Recorded data
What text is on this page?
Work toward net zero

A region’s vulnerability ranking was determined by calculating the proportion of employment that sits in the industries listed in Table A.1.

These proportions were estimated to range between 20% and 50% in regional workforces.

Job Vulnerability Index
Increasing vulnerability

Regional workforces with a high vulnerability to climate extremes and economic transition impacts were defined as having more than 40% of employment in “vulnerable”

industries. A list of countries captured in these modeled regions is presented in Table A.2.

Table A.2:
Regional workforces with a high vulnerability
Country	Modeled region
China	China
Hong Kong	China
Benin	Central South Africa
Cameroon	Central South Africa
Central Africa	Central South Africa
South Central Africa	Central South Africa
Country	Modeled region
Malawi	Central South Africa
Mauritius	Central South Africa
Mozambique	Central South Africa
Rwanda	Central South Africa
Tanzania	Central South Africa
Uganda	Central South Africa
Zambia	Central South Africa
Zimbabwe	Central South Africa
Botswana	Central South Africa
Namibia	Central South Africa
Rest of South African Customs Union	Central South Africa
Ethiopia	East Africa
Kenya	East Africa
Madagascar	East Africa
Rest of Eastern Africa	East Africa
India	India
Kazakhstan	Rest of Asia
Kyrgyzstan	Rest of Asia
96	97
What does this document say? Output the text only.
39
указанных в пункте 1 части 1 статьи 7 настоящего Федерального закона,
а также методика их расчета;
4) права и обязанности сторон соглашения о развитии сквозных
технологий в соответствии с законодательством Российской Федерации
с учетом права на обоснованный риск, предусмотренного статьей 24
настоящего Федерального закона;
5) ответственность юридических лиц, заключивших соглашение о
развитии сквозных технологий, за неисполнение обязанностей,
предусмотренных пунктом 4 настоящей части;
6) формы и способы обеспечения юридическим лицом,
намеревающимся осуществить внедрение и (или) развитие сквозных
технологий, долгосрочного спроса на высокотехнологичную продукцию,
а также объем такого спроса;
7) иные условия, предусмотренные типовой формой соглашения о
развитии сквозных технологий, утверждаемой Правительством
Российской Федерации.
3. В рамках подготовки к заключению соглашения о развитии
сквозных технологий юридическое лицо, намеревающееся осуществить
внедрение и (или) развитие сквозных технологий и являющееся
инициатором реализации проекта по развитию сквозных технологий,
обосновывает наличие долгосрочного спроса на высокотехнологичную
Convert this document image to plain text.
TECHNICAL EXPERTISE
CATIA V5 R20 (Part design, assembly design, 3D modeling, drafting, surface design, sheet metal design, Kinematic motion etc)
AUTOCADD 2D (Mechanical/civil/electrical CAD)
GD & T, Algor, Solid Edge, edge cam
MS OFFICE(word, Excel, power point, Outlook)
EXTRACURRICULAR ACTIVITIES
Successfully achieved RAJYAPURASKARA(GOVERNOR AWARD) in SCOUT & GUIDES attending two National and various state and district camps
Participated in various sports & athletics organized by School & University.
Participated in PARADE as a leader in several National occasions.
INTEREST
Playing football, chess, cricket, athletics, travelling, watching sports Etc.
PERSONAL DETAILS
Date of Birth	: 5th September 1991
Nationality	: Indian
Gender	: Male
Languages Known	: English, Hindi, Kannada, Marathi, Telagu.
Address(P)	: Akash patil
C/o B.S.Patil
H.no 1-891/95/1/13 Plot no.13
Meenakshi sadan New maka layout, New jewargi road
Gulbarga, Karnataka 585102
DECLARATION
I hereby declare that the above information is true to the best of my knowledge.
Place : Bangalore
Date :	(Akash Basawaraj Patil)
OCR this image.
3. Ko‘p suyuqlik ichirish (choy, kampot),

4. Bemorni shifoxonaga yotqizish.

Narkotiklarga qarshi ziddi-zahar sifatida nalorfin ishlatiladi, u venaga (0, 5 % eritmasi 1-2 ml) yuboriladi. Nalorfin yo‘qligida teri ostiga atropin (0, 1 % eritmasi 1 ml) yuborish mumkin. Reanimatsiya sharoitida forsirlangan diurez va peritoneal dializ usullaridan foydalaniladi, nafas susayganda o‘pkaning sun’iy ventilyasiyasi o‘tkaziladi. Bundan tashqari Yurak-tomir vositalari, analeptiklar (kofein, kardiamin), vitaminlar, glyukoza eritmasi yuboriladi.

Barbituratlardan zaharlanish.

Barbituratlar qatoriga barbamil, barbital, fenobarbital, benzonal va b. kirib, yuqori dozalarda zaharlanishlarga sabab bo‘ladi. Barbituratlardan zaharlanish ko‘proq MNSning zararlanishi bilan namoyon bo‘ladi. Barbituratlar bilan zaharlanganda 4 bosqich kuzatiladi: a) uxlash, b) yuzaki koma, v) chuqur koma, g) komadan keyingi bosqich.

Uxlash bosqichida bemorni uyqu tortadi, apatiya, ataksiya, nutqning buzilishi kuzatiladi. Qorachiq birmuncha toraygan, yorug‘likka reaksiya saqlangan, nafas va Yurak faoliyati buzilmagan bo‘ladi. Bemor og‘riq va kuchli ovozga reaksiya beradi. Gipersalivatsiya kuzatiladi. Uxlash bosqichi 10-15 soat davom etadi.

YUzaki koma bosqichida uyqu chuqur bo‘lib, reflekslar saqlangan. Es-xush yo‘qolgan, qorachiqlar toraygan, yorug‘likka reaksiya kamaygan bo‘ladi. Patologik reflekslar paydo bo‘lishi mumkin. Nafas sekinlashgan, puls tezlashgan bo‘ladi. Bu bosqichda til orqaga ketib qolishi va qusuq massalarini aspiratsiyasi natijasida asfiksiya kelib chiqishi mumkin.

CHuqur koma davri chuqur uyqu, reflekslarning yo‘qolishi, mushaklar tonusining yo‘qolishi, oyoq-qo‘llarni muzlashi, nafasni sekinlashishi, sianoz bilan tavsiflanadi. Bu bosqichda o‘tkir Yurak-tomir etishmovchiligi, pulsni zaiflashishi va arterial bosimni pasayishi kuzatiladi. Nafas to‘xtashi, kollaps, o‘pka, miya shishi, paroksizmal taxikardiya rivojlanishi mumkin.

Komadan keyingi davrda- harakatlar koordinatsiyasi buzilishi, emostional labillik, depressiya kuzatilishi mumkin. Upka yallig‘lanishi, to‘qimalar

| Problem |
Determine how many lines of the listing hold the word "this" and reply with that figure alone.

| Task result |
4